Your objective: Images excluded, repeat each entry below exactly.
— Start of Supplied entries —
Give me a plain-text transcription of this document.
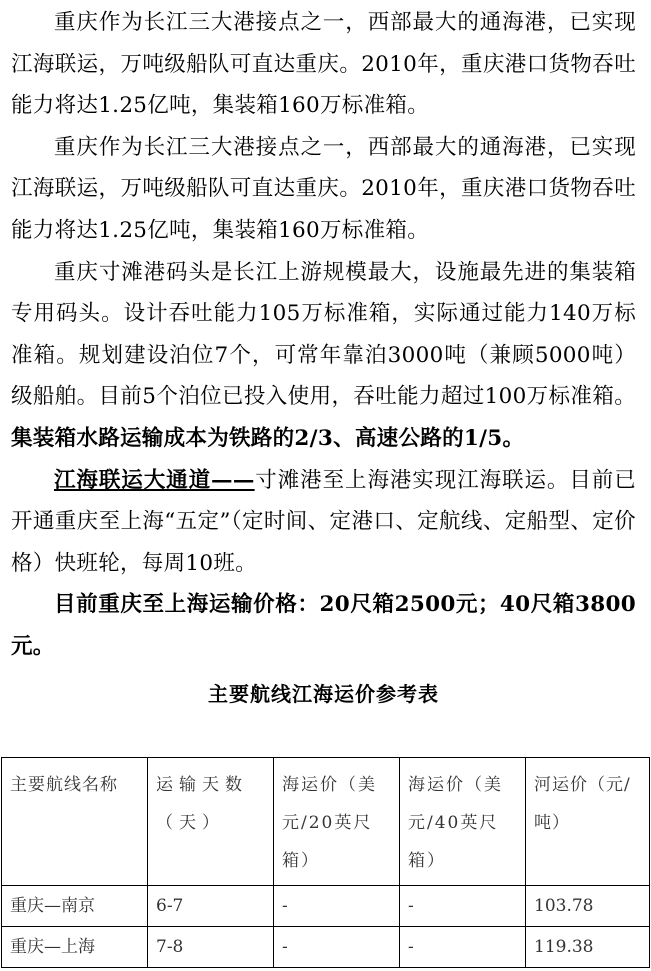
重庆作为长江三大港接点之一，西部最大的通海港，已实现江海联运，万吨级船队可直达重庆。2010年，重庆港口货物吞吐能力将达1.25亿吨，集装箱160万标准箱。

重庆作为长江三大港接点之一，西部最大的通海港，已实现江海联运，万吨级船队可直达重庆。2010年，重庆港口货物吞吐能力将达1.25亿吨，集装箱160万标准箱。

重庆寸滩港码头是长江上游规模最大，设施最先进的集装箱专用码头。设计吞吐能力105万标准箱，实际通过能力140万标准箱。规划建设泊位7个，可常年靠泊3000吨（兼顾5000吨）级船舶。目前5个泊位已投入使用，吞吐能力超过100万标准箱。集装箱水路运输成本为铁路的2/3、高速公路的1/5。

江海联运大通道——寸滩港至上海港实现江海联运。目前已开通重庆至上海“五定”（定时间、定港口、定航线、定船型、定价格）快班轮，每周10班。

目前重庆至上海运输价格：20尺箱2500元；40尺箱3800元。

主要航线江海运价参考表
主要航线名称	运输天数（天）	海运价（美元/20英尺箱）	海运价（美元/40英尺箱）	河运价（元/吨）
重庆—南京	6-7	-	-	103.78
重庆—上海	7-8	-	-	119.38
— End of Supplied entries —
Answer for this exercise:
Give me a plain-text transcription of this document.
重庆作为长江三大港接点之一，西部最大的通海港，已实现江海联运，万吨级船队可直达重庆。2010年，重庆港口货物吞吐能力将达1.25亿吨，集装箱160万标准箱。

重庆作为长江三大港接点之一，西部最大的通海港，已实现江海联运，万吨级船队可直达重庆。2010年，重庆港口货物吞吐能力将达1.25亿吨，集装箱160万标准箱。

重庆寸滩港码头是长江上游规模最大，设施最先进的集装箱专用码头。设计吞吐能力105万标准箱，实际通过能力140万标准箱。规划建设泊位7个，可常年靠泊3000吨（兼顾5000吨）级船舶。目前5个泊位已投入使用，吞吐能力超过100万标准箱。集装箱水路运输成本为铁路的2/3、高速公路的1/5。

江海联运大通道——寸滩港至上海港实现江海联运。目前已开通重庆至上海“五定”（定时间、定港口、定航线、定船型、定价格）快班轮，每周10班。

目前重庆至上海运输价格：20尺箱2500元；40尺箱3800元。

主要航线江海运价参考表
主要航线名称	运输天数（天）	海运价（美元/20英尺箱）	海运价（美元/40英尺箱）	河运价（元/吨）
重庆—南京	6-7	-	-	103.78
重庆—上海	7-8	-	-	119.38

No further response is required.